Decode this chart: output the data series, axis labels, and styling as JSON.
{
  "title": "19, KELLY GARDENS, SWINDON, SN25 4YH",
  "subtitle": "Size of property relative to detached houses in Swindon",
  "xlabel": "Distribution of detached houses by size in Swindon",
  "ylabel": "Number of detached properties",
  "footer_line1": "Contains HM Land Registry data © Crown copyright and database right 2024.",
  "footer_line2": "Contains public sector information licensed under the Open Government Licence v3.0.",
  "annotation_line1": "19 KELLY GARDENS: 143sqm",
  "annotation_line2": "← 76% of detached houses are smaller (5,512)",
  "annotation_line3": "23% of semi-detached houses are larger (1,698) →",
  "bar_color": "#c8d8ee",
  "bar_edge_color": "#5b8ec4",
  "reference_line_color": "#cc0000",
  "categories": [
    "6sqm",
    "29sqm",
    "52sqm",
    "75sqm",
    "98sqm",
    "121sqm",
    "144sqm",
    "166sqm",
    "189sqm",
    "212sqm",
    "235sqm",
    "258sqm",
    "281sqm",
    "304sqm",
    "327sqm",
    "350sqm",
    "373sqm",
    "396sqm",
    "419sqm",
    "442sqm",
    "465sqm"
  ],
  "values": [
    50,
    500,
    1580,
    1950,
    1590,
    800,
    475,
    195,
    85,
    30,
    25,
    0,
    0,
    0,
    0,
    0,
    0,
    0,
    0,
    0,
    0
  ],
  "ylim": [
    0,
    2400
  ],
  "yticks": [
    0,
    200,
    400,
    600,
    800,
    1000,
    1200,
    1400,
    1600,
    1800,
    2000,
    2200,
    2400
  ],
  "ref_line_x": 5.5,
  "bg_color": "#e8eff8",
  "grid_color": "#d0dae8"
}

## STATED GOAL
Copy each line holding the word "data" from the listing above.

## SOLUTION
Decode this chart: output the data series, axis labels, and styling as JSON.
  "footer_line1": "Contains HM Land Registry data © Crown copyright and database right 2024.",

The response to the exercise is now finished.